— Requirements —
Return, word for word, every line of the items from the very first line through the line that holds "- data-label: 10858990: [695, 422, 754, 437]", with both of those lines included.

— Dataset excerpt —

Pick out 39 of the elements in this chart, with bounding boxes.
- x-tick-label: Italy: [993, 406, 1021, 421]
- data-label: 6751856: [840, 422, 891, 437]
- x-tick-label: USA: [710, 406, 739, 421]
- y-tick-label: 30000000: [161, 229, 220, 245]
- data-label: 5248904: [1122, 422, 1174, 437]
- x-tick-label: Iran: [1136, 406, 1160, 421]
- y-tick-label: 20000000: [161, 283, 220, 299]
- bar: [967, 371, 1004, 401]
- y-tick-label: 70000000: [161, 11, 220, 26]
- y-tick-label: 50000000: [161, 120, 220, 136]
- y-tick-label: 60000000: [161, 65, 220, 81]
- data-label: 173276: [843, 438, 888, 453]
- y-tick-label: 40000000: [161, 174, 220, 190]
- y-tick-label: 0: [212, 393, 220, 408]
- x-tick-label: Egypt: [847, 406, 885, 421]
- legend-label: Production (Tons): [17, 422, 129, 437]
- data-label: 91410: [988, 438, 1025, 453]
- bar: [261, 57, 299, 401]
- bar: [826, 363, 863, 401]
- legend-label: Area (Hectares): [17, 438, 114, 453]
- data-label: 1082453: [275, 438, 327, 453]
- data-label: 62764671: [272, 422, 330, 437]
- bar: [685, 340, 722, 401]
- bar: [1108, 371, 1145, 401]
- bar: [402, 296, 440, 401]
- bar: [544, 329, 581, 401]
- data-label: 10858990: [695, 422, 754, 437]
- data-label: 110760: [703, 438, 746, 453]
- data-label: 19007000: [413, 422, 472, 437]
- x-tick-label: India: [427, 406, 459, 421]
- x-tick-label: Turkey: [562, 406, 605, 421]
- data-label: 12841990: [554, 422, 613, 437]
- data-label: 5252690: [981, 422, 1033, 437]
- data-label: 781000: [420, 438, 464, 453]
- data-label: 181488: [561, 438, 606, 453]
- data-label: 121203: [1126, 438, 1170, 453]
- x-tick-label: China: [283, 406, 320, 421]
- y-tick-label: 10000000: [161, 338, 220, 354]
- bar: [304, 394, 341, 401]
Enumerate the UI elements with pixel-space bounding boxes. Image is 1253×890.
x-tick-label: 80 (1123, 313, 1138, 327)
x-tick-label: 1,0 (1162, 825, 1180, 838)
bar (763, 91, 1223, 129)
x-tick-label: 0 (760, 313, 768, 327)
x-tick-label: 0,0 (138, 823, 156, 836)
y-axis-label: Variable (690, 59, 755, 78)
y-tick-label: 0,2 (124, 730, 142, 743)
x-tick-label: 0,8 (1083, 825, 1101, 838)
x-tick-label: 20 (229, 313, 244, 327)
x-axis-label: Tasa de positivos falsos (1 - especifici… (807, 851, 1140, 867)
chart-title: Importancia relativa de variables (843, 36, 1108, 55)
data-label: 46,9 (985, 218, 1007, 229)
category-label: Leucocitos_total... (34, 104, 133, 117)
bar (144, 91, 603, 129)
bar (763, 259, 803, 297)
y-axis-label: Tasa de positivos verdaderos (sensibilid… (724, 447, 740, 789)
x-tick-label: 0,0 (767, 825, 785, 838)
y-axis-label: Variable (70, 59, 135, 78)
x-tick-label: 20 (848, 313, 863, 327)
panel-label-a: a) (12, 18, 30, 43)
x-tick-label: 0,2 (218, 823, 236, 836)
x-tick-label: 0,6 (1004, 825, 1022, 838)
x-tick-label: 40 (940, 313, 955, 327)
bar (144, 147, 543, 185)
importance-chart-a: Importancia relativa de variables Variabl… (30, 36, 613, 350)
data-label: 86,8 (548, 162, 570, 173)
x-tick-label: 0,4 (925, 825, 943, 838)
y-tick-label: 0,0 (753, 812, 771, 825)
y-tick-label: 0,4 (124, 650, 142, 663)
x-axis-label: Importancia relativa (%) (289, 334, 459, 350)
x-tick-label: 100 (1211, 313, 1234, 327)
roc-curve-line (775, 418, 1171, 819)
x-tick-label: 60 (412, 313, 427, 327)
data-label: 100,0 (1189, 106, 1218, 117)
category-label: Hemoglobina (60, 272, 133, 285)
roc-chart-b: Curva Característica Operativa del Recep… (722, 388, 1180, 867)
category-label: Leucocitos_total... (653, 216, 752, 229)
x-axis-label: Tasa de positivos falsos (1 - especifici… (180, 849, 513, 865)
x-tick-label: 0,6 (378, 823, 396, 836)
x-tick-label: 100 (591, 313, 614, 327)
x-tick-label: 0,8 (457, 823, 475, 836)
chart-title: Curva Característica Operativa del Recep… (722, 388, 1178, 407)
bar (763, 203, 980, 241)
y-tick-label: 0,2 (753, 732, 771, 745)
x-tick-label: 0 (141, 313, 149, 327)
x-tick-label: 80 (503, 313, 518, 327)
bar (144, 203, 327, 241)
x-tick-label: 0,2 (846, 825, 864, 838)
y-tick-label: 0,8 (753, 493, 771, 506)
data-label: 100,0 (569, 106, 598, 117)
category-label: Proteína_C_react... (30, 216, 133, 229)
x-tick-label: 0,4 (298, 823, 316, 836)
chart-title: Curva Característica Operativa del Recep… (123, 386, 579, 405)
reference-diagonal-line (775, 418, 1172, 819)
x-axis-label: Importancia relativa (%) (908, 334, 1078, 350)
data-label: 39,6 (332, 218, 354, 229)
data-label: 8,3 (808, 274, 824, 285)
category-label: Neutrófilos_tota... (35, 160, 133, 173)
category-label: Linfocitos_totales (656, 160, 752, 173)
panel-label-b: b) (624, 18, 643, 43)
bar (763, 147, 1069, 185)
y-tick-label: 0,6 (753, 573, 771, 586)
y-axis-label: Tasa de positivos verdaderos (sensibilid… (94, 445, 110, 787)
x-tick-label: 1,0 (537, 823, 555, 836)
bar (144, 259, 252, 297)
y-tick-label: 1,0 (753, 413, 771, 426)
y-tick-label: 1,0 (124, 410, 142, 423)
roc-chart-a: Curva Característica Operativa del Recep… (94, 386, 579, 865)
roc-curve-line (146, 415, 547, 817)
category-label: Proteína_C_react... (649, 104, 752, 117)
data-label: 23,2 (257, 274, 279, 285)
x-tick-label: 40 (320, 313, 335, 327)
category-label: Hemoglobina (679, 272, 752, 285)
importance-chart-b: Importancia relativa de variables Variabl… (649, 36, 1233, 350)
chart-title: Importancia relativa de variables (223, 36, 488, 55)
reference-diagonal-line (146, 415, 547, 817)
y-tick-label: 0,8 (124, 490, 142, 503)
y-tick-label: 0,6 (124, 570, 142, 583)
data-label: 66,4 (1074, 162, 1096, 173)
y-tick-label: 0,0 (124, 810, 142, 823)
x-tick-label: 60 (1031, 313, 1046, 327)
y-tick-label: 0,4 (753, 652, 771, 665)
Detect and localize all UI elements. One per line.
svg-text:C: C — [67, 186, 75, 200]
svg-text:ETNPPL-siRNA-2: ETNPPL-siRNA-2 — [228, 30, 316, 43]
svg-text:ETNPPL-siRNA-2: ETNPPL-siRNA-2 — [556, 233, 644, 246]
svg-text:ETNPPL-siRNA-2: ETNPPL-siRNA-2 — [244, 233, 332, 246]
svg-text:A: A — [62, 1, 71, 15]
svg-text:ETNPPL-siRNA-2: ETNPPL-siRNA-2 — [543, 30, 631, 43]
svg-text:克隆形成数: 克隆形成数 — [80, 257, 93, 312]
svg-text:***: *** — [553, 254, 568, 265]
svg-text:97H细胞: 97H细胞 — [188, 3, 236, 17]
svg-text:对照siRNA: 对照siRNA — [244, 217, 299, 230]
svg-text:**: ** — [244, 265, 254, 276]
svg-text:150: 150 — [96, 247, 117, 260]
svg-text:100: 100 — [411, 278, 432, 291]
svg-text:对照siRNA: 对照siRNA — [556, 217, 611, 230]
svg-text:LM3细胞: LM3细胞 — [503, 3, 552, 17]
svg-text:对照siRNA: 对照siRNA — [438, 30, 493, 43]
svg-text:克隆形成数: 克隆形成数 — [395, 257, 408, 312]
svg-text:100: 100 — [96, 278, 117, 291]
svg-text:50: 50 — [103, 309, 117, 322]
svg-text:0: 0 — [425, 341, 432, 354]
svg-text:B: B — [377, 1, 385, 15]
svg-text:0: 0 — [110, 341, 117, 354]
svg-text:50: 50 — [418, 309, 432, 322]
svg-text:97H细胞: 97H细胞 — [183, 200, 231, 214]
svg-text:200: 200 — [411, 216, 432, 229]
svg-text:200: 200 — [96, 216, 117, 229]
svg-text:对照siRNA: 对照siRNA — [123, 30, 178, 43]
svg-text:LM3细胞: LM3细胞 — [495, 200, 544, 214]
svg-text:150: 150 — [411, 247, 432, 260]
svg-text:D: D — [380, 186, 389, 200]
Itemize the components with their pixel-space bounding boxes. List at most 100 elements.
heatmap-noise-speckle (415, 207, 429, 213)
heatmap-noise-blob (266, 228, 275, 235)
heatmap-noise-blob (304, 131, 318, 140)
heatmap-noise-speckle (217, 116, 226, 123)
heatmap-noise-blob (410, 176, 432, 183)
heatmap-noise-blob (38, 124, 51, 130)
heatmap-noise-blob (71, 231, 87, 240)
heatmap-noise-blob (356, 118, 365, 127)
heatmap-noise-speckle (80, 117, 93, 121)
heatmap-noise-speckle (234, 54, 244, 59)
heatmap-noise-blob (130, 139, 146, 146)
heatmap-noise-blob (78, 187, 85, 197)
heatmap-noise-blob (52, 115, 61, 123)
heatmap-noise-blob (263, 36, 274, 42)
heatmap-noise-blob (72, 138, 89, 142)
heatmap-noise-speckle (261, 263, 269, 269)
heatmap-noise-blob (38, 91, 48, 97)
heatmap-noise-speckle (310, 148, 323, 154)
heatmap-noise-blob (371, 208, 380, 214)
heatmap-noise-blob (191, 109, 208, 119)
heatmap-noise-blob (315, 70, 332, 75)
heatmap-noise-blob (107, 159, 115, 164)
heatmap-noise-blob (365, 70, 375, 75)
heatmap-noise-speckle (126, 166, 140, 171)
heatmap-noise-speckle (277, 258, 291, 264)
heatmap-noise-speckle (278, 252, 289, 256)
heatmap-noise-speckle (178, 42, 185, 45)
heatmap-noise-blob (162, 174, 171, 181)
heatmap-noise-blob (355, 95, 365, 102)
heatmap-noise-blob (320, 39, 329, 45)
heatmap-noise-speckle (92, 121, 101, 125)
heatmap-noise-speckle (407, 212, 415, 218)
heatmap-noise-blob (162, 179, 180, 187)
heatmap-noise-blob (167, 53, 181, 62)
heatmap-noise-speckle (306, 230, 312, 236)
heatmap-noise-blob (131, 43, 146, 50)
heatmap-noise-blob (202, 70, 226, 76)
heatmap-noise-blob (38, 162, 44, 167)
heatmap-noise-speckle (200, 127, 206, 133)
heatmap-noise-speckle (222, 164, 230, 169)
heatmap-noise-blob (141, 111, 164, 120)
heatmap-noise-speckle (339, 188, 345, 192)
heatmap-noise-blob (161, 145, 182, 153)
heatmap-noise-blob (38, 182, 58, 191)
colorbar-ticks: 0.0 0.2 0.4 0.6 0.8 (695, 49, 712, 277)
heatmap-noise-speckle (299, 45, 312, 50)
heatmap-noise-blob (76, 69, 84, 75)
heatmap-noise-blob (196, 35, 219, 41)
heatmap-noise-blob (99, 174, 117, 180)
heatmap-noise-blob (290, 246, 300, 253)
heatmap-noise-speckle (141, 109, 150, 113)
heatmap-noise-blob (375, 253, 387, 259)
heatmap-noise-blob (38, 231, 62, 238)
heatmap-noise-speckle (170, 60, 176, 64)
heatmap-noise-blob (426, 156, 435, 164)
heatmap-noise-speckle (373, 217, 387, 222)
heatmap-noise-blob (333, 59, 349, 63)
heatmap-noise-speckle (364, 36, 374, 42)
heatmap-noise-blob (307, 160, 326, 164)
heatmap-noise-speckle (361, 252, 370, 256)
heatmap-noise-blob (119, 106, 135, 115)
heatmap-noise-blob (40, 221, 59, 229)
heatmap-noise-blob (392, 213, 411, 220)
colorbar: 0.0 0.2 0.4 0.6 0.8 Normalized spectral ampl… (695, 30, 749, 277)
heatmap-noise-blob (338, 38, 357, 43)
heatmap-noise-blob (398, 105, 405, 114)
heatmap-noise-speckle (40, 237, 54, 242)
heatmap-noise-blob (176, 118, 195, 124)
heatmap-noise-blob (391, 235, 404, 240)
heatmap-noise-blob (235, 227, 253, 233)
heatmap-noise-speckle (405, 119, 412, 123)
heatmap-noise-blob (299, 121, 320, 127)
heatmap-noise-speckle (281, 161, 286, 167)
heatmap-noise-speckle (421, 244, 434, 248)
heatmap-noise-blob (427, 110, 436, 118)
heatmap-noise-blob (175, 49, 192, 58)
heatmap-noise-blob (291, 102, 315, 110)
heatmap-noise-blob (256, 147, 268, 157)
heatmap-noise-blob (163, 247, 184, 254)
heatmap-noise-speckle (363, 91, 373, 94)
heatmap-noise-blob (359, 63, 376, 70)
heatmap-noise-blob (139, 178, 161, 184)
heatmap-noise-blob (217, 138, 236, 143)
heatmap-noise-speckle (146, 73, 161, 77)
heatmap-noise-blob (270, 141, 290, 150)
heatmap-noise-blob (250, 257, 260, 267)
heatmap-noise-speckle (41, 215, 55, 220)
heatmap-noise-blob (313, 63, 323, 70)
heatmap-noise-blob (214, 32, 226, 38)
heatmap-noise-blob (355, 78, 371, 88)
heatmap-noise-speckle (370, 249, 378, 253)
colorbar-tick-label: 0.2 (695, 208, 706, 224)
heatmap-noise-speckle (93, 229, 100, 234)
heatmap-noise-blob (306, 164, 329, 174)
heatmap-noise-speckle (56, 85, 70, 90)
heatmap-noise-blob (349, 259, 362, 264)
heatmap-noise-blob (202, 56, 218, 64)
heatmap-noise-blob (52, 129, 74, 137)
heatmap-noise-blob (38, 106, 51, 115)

— The solution —
Pick out 39 of the elements in this chart, with bounding boxes.
- x-tick-label: Italy: [993, 406, 1021, 421]
- data-label: 6751856: [840, 422, 891, 437]
- x-tick-label: USA: [710, 406, 739, 421]
- y-tick-label: 30000000: [161, 229, 220, 245]
- data-label: 5248904: [1122, 422, 1174, 437]
- x-tick-label: Iran: [1136, 406, 1160, 421]
- y-tick-label: 20000000: [161, 283, 220, 299]
- bar: [967, 371, 1004, 401]
- y-tick-label: 70000000: [161, 11, 220, 26]
- y-tick-label: 50000000: [161, 120, 220, 136]
- y-tick-label: 60000000: [161, 65, 220, 81]
- data-label: 173276: [843, 438, 888, 453]
- y-tick-label: 40000000: [161, 174, 220, 190]
- y-tick-label: 0: [212, 393, 220, 408]
- x-tick-label: Egypt: [847, 406, 885, 421]
- legend-label: Production (Tons): [17, 422, 129, 437]
- data-label: 91410: [988, 438, 1025, 453]
- bar: [261, 57, 299, 401]
- bar: [826, 363, 863, 401]
- legend-label: Area (Hectares): [17, 438, 114, 453]
- data-label: 1082453: [275, 438, 327, 453]
- data-label: 62764671: [272, 422, 330, 437]
- bar: [685, 340, 722, 401]
- bar: [1108, 371, 1145, 401]
- bar: [402, 296, 440, 401]
- bar: [544, 329, 581, 401]
- data-label: 10858990: [695, 422, 754, 437]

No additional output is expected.